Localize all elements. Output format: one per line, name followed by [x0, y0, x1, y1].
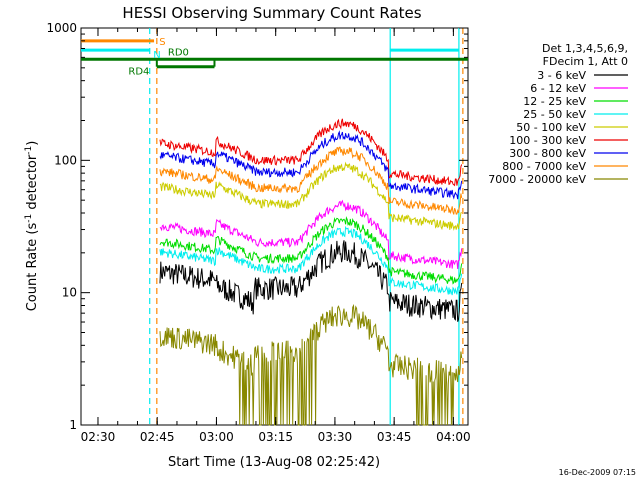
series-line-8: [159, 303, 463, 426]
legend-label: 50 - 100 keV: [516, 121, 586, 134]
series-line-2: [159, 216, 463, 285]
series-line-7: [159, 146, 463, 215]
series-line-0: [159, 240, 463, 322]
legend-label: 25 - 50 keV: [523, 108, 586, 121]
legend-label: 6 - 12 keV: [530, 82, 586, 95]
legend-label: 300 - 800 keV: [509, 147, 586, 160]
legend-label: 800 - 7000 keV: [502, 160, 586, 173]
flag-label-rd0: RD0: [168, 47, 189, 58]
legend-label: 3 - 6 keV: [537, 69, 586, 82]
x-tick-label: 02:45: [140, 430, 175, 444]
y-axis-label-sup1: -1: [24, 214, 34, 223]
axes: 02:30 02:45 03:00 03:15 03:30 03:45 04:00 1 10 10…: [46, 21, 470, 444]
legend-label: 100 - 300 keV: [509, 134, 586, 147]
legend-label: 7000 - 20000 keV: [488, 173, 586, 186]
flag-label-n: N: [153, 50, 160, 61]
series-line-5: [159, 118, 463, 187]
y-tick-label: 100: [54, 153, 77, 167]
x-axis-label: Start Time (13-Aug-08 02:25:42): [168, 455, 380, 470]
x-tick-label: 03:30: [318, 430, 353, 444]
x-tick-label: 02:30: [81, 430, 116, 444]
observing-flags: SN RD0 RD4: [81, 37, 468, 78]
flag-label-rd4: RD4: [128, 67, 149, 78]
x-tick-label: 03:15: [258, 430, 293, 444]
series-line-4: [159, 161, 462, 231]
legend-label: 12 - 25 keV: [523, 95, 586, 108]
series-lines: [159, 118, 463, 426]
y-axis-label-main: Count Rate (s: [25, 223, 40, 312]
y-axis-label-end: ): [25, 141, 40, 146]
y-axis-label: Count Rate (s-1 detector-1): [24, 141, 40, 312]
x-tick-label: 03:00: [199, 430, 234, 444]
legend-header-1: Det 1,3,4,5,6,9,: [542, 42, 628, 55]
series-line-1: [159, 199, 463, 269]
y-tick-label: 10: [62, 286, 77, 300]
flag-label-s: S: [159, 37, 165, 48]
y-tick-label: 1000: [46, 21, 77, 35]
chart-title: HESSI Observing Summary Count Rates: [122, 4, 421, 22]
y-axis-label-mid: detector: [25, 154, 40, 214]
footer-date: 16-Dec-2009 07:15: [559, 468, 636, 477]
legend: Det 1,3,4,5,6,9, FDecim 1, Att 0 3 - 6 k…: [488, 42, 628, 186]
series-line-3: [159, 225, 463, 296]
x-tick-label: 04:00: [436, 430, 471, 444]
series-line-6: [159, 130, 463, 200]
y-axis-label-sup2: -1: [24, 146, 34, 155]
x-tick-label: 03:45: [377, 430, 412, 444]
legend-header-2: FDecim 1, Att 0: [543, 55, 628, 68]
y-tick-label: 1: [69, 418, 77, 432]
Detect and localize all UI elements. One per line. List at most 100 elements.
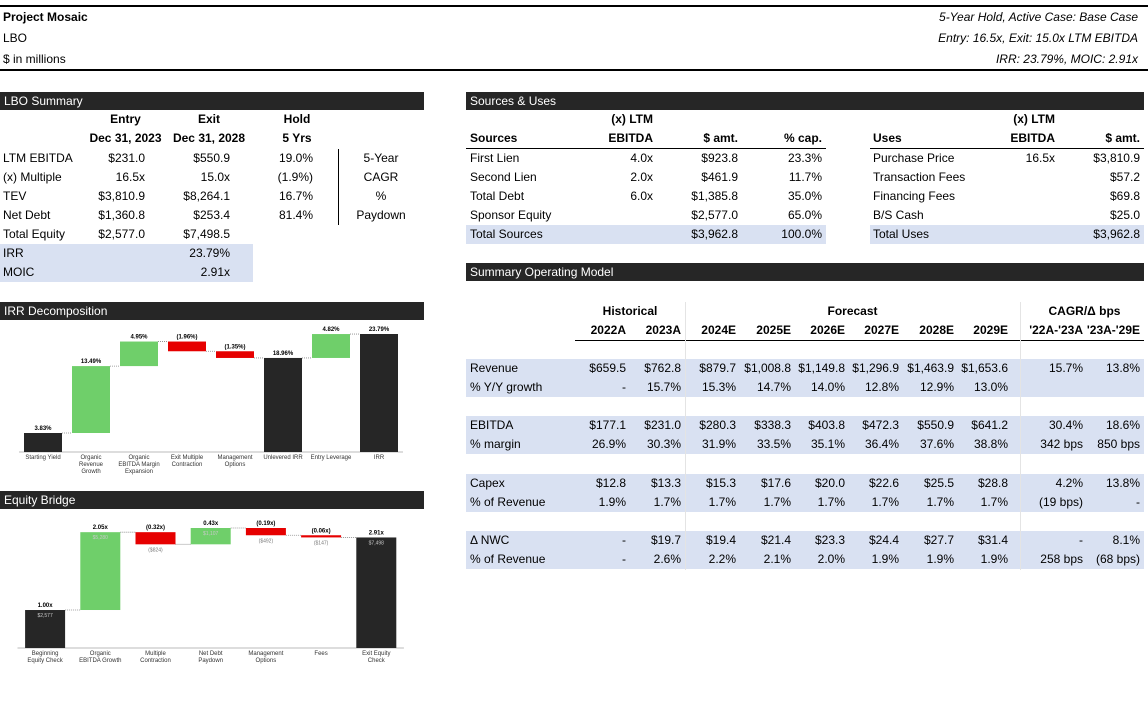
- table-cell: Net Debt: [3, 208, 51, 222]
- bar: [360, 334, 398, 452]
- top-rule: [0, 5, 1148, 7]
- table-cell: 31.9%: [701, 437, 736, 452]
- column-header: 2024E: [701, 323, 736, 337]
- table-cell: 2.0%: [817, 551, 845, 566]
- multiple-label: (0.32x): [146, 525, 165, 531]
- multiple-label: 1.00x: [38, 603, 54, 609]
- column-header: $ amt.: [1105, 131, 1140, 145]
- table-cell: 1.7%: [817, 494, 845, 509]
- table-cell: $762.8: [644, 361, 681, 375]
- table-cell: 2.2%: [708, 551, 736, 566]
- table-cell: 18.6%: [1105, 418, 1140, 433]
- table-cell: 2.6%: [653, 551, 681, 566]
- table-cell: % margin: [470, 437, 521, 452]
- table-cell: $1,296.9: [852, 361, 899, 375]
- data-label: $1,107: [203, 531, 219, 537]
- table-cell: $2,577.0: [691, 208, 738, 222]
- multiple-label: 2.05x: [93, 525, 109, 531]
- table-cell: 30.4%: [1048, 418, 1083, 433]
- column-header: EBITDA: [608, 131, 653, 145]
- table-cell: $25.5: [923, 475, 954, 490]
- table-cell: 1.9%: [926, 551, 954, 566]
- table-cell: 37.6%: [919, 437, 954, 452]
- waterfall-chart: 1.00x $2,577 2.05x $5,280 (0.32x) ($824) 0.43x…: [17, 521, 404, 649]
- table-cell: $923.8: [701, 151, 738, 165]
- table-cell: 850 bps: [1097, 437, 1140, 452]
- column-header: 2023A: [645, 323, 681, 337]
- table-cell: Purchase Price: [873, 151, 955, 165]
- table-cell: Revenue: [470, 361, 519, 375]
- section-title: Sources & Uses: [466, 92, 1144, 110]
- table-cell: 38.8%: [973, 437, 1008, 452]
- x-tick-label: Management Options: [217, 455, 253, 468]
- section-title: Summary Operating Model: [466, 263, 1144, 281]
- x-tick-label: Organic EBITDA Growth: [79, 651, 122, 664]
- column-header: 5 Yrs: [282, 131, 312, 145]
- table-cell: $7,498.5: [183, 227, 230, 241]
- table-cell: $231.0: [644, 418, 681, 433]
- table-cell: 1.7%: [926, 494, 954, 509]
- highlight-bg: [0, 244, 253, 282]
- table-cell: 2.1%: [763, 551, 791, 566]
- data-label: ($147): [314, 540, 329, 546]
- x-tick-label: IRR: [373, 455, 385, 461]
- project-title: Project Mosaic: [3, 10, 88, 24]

◆ ◆ ◆

### [THE REQUEST]
Reproduce every one of the rows above line for line without any changes, leaving out the pictures.

### [ANSWER TO THE EXERCISE]
Localize all elements. Output format: one per line, name followed by [x0, y0, x1, y1].
series-line-8: [159, 303, 463, 426]
legend-label: 50 - 100 keV: [516, 121, 586, 134]
series-line-2: [159, 216, 463, 285]
series-line-7: [159, 146, 463, 215]
series-line-0: [159, 240, 463, 322]
legend-label: 25 - 50 keV: [523, 108, 586, 121]
legend-label: 6 - 12 keV: [530, 82, 586, 95]
legend-label: 300 - 800 keV: [509, 147, 586, 160]
legend-label: 800 - 7000 keV: [502, 160, 586, 173]
flag-label-rd0: RD0: [168, 47, 189, 58]
legend-label: 3 - 6 keV: [537, 69, 586, 82]
x-tick-label: 02:45: [140, 430, 175, 444]
y-axis-label-sup1: -1: [24, 214, 34, 223]
axes: 02:30 02:45 03:00 03:15 03:30 03:45 04:00 1 10 10…: [46, 21, 470, 444]
legend-label: 100 - 300 keV: [509, 134, 586, 147]
legend-label: 7000 - 20000 keV: [488, 173, 586, 186]
flag-label-n: N: [153, 50, 160, 61]
series-line-5: [159, 118, 463, 187]
y-tick-label: 100: [54, 153, 77, 167]
x-axis-label: Start Time (13-Aug-08 02:25:42): [168, 455, 380, 470]
x-tick-label: 03:30: [318, 430, 353, 444]
x-tick-label: 02:30: [81, 430, 116, 444]
observing-flags: SN RD0 RD4: [81, 37, 468, 78]
flag-label-rd4: RD4: [128, 67, 149, 78]
x-tick-label: 03:15: [258, 430, 293, 444]
series-line-4: [159, 161, 462, 231]
legend-label: 12 - 25 keV: [523, 95, 586, 108]
series-lines: [159, 118, 463, 426]
y-axis-label-main: Count Rate (s: [25, 223, 40, 312]
y-axis-label-end: ): [25, 141, 40, 146]
y-axis-label: Count Rate (s-1 detector-1): [24, 141, 40, 312]
x-tick-label: 03:00: [199, 430, 234, 444]
legend-header-1: Det 1,3,4,5,6,9,: [542, 42, 628, 55]
series-line-1: [159, 199, 463, 269]
y-tick-label: 10: [62, 286, 77, 300]
flag-label-s: S: [159, 37, 165, 48]
y-tick-label: 1000: [46, 21, 77, 35]
chart-title: HESSI Observing Summary Count Rates: [122, 4, 421, 22]
y-axis-label-mid: detector: [25, 154, 40, 214]
footer-date: 16-Dec-2009 07:15: [559, 468, 636, 477]
legend: Det 1,3,4,5,6,9, FDecim 1, Att 0 3 - 6 k…: [488, 42, 628, 186]
series-line-3: [159, 225, 463, 296]
x-tick-label: 04:00: [436, 430, 471, 444]
series-line-6: [159, 130, 463, 200]
y-axis-label-sup2: -1: [24, 146, 34, 155]
x-tick-label: 03:45: [377, 430, 412, 444]
legend-header-2: FDecim 1, Att 0: [543, 55, 628, 68]
y-tick-label: 1: [69, 418, 77, 432]
Detect and localize all UI elements. One per line. List at most 100 elements.
- table-cell: Net Debt: [3, 208, 51, 222]
- bar: [360, 334, 398, 452]
- top-rule: [0, 5, 1148, 7]
- table-cell: 31.9%: [701, 437, 736, 452]
- column-header: 2024E: [701, 323, 736, 337]
- table-cell: 2.0%: [817, 551, 845, 566]
- multiple-label: (0.32x): [146, 525, 165, 531]
- multiple-label: 1.00x: [38, 603, 54, 609]
- column-header: $ amt.: [1105, 131, 1140, 145]
- table-cell: 1.7%: [817, 494, 845, 509]
- table-cell: $762.8: [644, 361, 681, 375]
- table-cell: 2.2%: [708, 551, 736, 566]
- table-cell: 18.6%: [1105, 418, 1140, 433]
- table-cell: 2.6%: [653, 551, 681, 566]
- table-cell: % margin: [470, 437, 521, 452]
- table-cell: $1,296.9: [852, 361, 899, 375]
- data-label: $1,107: [203, 531, 219, 537]
- table-cell: $2,577.0: [691, 208, 738, 222]
- multiple-label: 2.05x: [93, 525, 109, 531]
- table-cell: 30.4%: [1048, 418, 1083, 433]
- column-header: EBITDA: [608, 131, 653, 145]
- table-cell: $25.5: [923, 475, 954, 490]
- table-cell: 1.9%: [926, 551, 954, 566]
- table-cell: 37.6%: [919, 437, 954, 452]
- waterfall-chart: 1.00x $2,577 2.05x $5,280 (0.32x) ($824) 0.43x…: [17, 521, 404, 649]
- table-cell: $923.8: [701, 151, 738, 165]
- table-cell: 850 bps: [1097, 437, 1140, 452]
- column-header: 2023A: [645, 323, 681, 337]
- table-cell: Purchase Price: [873, 151, 955, 165]
- table-cell: Revenue: [470, 361, 519, 375]
- section-title: Sources & Uses: [466, 92, 1144, 110]
- table-cell: 38.8%: [973, 437, 1008, 452]
- x-tick-label: Management Options: [217, 455, 253, 468]
- section-title: Summary Operating Model: [466, 263, 1144, 281]
- x-tick-label: Organic EBITDA Growth: [79, 651, 122, 664]
- column-header: 5 Yrs: [282, 131, 312, 145]
- table-cell: $7,498.5: [183, 227, 230, 241]
- table-cell: $231.0: [644, 418, 681, 433]
- table-cell: 1.7%: [926, 494, 954, 509]
- highlight-bg: [0, 244, 253, 282]
- table-cell: 2.1%: [763, 551, 791, 566]
- data-label: ($147): [314, 540, 329, 546]
- x-tick-label: IRR: [373, 455, 385, 461]
- project-title: Project Mosaic: [3, 10, 88, 24]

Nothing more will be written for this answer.